__Written request__.
Give the data below again exactly as it stands. Omit the pictures.

__Exercise input__.
++++++
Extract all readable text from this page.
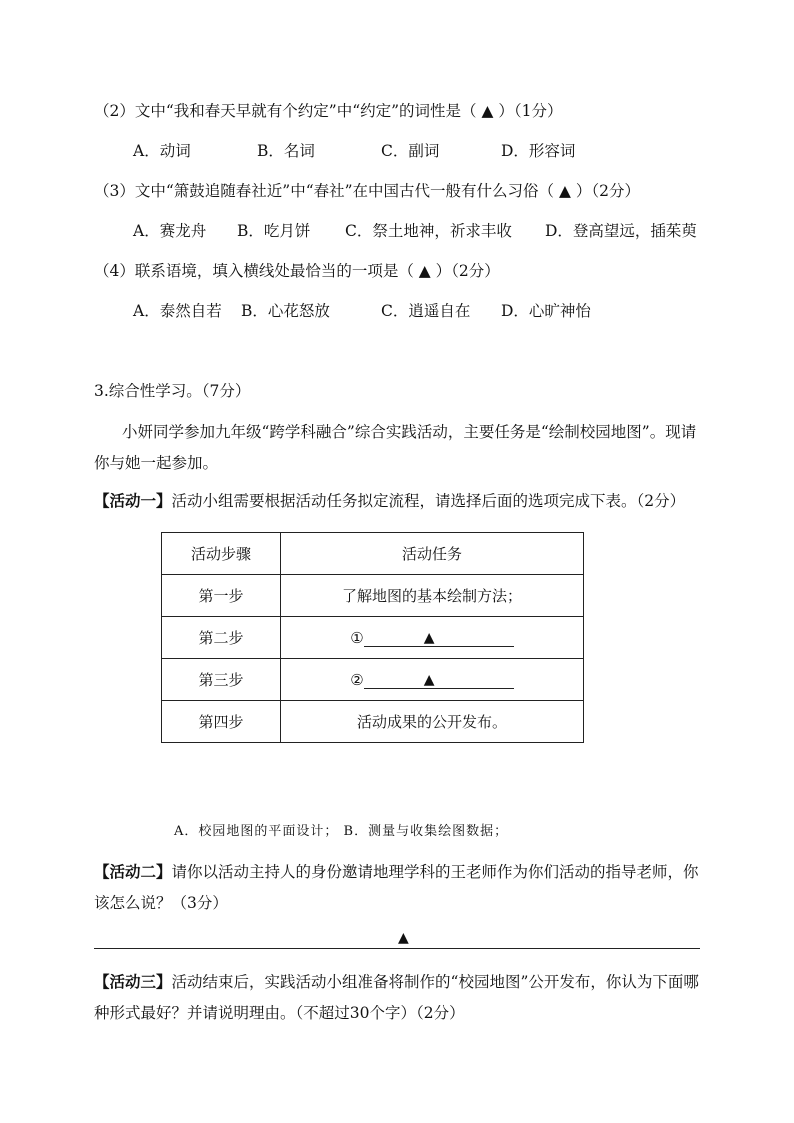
（2）文中“我和春天早就有个约定”中“约定”的词性是（ ▲ ）（1分）
A．动词	B．名词	C．副词	D．形容词
（3）文中“箫鼓追随春社近”中“春社”在中国古代一般有什么习俗（ ▲ ）（2分）
A．赛龙舟 B．吃月饼 C．祭土地神，祈求丰收 D．登高望远，插茱萸
（4）联系语境，填入横线处最恰当的一项是（ ▲ ）（2分）
A．泰然自若 B．心花怒放	C．逍遥自在 D．心旷神怡
3.综合性学习。（7分）
小妍同学参加九年级“跨学科融合”综合实践活动，主要任务是“绘制校园地图”。现请你与她一起参加。
【活动一】活动小组需要根据活动任务拟定流程，请选择后面的选项完成下表。（2分）
活动步骤	活动任务
第一步	了解地图的基本绘制方法；
第二步	① ▲

第三步	② ▲

第四步	活动成果的公开发布。
A．校园地图的平面设计； B．测量与收集绘图数据；
【活动二】请你以活动主持人的身份邀请地理学科的王老师作为你们活动的指导老师，你该怎么说？（3分）
▲
【活动三】活动结束后，实践活动小组准备将制作的“校园地图”公开发布，你认为下面哪种形式最好？并请说明理由。（不超过30个字）（2分）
++++++
__Exercise result__.
Extract all readable text from this page.
（2）文中“我和春天早就有个约定”中“约定”的词性是（ ▲ ）（1分）
A．动词	B．名词	C．副词	D．形容词
（3）文中“箫鼓追随春社近”中“春社”在中国古代一般有什么习俗（ ▲ ）（2分）
A．赛龙舟 B．吃月饼 C．祭土地神，祈求丰收 D．登高望远，插茱萸
（4）联系语境，填入横线处最恰当的一项是（ ▲ ）（2分）
A．泰然自若 B．心花怒放	C．逍遥自在 D．心旷神怡
3.综合性学习。（7分）
小妍同学参加九年级“跨学科融合”综合实践活动，主要任务是“绘制校园地图”。现请你与她一起参加。
【活动一】活动小组需要根据活动任务拟定流程，请选择后面的选项完成下表。（2分）
活动步骤	活动任务
第一步	了解地图的基本绘制方法；
第二步	① ▲

第三步	② ▲

第四步	活动成果的公开发布。
A．校园地图的平面设计； B．测量与收集绘图数据；
【活动二】请你以活动主持人的身份邀请地理学科的王老师作为你们活动的指导老师，你该怎么说？（3分）
▲
【活动三】活动结束后，实践活动小组准备将制作的“校园地图”公开发布，你认为下面哪种形式最好？并请说明理由。（不超过30个字）（2分）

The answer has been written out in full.